From the records, pick out and copy each line containing "have".

● Provided data

┏━━

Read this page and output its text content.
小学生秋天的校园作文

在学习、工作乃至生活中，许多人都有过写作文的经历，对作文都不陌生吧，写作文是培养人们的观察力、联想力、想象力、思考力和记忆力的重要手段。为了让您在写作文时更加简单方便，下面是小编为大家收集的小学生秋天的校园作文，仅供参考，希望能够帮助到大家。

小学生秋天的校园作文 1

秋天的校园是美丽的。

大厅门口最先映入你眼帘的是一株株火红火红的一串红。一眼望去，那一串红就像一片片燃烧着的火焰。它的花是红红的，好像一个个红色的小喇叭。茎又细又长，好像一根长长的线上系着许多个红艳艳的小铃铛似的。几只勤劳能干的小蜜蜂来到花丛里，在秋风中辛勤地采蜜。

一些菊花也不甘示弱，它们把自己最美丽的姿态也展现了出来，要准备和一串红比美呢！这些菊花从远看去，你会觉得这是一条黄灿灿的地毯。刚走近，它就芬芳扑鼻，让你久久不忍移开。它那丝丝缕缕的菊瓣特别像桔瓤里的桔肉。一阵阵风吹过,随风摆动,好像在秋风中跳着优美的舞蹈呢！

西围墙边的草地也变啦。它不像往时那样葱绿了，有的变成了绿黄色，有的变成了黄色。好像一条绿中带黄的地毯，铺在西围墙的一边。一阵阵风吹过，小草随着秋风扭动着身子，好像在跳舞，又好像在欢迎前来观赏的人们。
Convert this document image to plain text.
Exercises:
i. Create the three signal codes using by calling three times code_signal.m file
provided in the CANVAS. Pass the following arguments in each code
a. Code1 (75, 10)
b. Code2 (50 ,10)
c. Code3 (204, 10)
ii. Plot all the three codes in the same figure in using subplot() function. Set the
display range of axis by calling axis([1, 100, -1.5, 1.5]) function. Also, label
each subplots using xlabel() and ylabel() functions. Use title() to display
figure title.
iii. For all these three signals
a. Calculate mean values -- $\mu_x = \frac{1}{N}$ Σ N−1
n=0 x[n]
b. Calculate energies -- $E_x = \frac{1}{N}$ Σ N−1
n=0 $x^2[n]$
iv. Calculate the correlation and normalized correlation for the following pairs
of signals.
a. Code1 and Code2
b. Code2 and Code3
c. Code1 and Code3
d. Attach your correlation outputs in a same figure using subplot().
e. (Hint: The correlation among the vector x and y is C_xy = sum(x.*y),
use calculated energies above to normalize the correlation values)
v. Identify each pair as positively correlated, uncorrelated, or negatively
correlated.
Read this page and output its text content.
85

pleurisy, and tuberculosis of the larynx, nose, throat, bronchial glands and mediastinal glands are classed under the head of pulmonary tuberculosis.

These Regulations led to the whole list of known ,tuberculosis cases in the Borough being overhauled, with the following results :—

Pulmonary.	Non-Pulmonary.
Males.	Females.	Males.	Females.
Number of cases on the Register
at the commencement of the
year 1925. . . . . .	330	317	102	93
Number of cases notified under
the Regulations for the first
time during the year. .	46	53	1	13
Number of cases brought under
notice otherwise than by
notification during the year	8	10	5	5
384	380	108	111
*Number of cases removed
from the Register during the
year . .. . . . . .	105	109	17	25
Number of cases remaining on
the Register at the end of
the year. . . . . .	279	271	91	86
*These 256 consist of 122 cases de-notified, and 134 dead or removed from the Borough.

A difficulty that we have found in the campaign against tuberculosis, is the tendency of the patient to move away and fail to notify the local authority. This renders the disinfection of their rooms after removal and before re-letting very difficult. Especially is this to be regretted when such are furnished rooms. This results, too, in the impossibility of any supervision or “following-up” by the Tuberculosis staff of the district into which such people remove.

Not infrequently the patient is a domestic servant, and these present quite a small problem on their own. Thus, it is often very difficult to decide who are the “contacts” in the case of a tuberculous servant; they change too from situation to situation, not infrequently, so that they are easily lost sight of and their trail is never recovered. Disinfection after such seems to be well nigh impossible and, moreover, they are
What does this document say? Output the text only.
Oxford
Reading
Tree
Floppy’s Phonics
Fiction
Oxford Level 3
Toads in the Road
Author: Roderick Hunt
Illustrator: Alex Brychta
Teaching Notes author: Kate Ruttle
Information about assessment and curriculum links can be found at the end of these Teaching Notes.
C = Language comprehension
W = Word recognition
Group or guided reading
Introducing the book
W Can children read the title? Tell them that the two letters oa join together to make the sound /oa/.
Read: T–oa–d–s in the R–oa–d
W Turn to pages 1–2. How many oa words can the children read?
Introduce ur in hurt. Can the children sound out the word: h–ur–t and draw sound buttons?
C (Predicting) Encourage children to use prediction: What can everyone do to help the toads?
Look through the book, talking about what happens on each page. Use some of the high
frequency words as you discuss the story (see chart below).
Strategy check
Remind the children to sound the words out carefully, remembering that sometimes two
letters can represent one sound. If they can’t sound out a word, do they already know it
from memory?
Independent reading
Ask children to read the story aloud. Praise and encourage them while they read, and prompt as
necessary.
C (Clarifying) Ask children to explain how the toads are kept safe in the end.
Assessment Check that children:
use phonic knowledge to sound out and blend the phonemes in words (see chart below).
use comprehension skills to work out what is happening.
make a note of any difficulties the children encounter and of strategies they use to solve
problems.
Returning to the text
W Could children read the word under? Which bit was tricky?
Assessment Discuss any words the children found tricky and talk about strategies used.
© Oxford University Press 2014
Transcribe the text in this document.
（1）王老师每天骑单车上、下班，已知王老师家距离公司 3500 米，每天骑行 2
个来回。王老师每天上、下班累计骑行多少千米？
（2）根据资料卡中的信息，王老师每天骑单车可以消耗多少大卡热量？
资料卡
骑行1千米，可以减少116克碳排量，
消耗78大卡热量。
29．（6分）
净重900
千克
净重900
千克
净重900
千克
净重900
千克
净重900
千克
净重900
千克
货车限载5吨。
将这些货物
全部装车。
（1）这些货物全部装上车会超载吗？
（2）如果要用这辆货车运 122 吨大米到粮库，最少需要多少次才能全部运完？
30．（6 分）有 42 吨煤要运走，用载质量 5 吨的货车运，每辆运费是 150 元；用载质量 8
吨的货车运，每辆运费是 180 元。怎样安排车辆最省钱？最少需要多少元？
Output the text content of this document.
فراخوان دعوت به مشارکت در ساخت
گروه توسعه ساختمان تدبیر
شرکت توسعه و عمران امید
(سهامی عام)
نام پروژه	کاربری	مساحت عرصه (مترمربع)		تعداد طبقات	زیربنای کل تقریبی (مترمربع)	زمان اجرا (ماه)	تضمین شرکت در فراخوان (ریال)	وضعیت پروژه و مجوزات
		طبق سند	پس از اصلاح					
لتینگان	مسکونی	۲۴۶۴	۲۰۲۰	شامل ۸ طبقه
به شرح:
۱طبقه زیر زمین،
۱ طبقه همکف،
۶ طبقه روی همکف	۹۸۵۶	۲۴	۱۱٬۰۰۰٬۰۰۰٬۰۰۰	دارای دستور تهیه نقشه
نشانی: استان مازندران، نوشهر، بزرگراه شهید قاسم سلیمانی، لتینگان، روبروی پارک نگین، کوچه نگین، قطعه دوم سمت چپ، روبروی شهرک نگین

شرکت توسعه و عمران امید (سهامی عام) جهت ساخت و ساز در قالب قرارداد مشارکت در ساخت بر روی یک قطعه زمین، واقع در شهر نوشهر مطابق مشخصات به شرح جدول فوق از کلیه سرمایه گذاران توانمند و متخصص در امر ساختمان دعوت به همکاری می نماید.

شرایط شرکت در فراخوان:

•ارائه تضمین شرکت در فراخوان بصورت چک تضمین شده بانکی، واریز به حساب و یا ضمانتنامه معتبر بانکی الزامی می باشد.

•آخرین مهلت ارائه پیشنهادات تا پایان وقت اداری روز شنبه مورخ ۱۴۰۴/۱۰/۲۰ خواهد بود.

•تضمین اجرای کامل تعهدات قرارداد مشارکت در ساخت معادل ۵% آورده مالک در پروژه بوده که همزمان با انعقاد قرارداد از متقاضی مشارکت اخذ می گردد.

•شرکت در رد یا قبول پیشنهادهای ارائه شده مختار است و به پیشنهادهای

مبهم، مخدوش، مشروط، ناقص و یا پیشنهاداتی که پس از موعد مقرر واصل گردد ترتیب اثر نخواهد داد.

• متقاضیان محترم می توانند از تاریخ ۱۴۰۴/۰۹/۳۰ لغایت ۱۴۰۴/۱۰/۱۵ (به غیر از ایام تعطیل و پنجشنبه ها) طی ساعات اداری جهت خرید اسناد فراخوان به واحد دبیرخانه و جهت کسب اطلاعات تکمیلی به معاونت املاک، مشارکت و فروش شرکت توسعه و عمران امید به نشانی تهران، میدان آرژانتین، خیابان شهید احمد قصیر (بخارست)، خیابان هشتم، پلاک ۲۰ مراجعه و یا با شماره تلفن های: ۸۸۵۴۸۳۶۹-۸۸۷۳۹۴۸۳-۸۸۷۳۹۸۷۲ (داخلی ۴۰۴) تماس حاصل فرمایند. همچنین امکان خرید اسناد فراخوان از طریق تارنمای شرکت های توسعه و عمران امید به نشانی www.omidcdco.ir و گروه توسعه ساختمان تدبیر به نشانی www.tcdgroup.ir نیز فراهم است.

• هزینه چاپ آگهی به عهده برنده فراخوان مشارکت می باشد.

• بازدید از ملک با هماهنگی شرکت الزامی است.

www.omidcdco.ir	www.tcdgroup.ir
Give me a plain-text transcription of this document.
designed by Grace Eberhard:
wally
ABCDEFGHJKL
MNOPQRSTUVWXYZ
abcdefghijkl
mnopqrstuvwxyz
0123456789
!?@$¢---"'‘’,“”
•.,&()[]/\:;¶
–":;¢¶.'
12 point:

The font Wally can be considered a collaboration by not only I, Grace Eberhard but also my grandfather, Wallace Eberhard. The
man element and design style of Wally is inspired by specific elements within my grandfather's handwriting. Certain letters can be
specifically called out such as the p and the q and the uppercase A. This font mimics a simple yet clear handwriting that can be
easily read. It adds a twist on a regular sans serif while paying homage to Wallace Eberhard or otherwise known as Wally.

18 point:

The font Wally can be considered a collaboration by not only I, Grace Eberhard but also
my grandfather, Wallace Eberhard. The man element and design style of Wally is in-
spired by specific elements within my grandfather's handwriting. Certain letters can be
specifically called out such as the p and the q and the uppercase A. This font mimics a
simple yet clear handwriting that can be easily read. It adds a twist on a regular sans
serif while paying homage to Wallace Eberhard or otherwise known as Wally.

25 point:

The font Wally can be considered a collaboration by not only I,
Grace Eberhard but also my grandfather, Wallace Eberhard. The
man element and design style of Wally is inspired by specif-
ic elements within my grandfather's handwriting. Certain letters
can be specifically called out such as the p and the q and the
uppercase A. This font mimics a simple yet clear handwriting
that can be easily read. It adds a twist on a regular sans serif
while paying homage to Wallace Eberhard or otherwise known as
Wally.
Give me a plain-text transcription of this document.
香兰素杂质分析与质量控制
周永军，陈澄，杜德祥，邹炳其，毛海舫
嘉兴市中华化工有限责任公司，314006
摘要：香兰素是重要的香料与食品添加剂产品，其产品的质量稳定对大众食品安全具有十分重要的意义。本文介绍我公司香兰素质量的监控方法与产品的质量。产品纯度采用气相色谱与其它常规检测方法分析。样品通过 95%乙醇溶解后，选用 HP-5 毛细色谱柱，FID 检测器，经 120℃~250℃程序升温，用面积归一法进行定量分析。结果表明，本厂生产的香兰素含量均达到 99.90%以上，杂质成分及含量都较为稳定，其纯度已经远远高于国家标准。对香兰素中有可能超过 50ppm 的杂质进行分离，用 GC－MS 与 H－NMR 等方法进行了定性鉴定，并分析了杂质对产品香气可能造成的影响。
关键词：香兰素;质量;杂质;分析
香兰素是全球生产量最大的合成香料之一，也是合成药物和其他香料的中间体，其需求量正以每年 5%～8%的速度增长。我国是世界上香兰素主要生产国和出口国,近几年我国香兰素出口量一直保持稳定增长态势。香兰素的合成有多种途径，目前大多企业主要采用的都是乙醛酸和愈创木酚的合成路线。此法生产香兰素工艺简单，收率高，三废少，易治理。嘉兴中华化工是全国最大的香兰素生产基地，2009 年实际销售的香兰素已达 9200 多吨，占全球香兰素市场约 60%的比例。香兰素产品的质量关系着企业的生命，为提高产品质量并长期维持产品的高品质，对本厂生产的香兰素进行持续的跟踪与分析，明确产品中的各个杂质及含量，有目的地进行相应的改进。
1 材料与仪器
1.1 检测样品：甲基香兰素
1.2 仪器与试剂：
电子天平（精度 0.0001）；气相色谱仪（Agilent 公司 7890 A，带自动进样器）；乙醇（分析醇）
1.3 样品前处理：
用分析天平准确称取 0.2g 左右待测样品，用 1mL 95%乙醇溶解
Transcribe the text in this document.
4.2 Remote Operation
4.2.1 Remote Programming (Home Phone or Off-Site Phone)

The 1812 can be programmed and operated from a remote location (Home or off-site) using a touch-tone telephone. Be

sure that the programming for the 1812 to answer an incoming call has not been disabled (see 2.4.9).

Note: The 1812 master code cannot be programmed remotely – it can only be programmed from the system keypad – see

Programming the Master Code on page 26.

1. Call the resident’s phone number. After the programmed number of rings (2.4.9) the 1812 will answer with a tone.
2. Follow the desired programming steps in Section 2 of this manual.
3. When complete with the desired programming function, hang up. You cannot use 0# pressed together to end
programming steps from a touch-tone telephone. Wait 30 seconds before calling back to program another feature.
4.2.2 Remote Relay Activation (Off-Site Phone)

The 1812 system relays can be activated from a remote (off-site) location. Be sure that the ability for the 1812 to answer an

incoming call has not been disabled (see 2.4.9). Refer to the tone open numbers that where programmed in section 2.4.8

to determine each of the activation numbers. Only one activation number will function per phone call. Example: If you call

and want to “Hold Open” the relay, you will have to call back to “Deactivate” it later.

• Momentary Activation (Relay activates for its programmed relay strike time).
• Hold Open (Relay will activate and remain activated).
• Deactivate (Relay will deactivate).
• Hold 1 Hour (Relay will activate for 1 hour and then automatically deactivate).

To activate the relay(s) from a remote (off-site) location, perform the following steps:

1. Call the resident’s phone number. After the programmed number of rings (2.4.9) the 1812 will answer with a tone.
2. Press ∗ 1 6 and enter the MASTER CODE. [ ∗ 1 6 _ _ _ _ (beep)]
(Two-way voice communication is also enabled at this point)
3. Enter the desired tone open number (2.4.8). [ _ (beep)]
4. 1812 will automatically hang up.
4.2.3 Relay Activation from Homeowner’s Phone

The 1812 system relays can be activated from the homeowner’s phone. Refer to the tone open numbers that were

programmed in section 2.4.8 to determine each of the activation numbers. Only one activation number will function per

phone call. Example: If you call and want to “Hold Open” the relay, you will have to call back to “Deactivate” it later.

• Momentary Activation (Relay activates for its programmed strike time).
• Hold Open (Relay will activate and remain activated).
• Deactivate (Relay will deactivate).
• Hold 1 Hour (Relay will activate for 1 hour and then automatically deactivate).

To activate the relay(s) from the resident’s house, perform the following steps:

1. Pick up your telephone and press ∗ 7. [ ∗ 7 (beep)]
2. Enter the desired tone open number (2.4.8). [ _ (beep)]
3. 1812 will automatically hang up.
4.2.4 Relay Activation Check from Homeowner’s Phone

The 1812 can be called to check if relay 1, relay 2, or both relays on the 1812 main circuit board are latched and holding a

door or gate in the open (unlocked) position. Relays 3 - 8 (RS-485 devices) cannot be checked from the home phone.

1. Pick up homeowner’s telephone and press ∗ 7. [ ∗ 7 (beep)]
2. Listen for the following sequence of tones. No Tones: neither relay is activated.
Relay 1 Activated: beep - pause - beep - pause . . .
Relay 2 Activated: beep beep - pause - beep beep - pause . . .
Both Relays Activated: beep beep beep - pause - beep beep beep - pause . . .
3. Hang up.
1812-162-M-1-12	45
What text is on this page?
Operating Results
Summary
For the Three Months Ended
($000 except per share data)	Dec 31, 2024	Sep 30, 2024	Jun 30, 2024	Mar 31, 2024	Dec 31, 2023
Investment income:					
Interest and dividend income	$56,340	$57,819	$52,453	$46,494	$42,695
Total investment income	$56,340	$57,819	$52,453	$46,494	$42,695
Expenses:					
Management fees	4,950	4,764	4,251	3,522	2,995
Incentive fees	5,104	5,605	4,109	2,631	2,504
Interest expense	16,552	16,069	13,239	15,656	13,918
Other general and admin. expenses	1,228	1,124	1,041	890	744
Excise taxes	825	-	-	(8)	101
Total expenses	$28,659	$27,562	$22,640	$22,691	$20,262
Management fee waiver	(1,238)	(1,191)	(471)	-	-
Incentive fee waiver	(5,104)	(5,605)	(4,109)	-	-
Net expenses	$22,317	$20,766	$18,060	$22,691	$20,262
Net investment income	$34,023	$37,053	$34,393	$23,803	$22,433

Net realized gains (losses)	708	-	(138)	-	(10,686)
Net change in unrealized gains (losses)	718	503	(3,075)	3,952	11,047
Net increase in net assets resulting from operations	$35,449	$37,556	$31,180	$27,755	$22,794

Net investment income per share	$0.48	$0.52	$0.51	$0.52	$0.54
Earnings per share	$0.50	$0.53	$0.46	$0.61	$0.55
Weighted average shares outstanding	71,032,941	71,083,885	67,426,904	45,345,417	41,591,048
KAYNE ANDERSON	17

┗━━

● Solution for this exercise
A difficulty that we have found in the campaign against tuberculosis, is the tendency of the patient to move away and fail to notify the local authority. This renders the disinfection of their rooms after removal and before re-letting very difficult. Especially is this to be regretted when such are furnished rooms. This results, too, in the impossibility of any supervision or “following-up” by the Tuberculosis staff of the district into which such people remove.
and want to “Hold Open” the relay, you will have to call back to “Deactivate” it later.
phone call. Example: If you call and want to “Hold Open” the relay, you will have to call back to “Deactivate” it later.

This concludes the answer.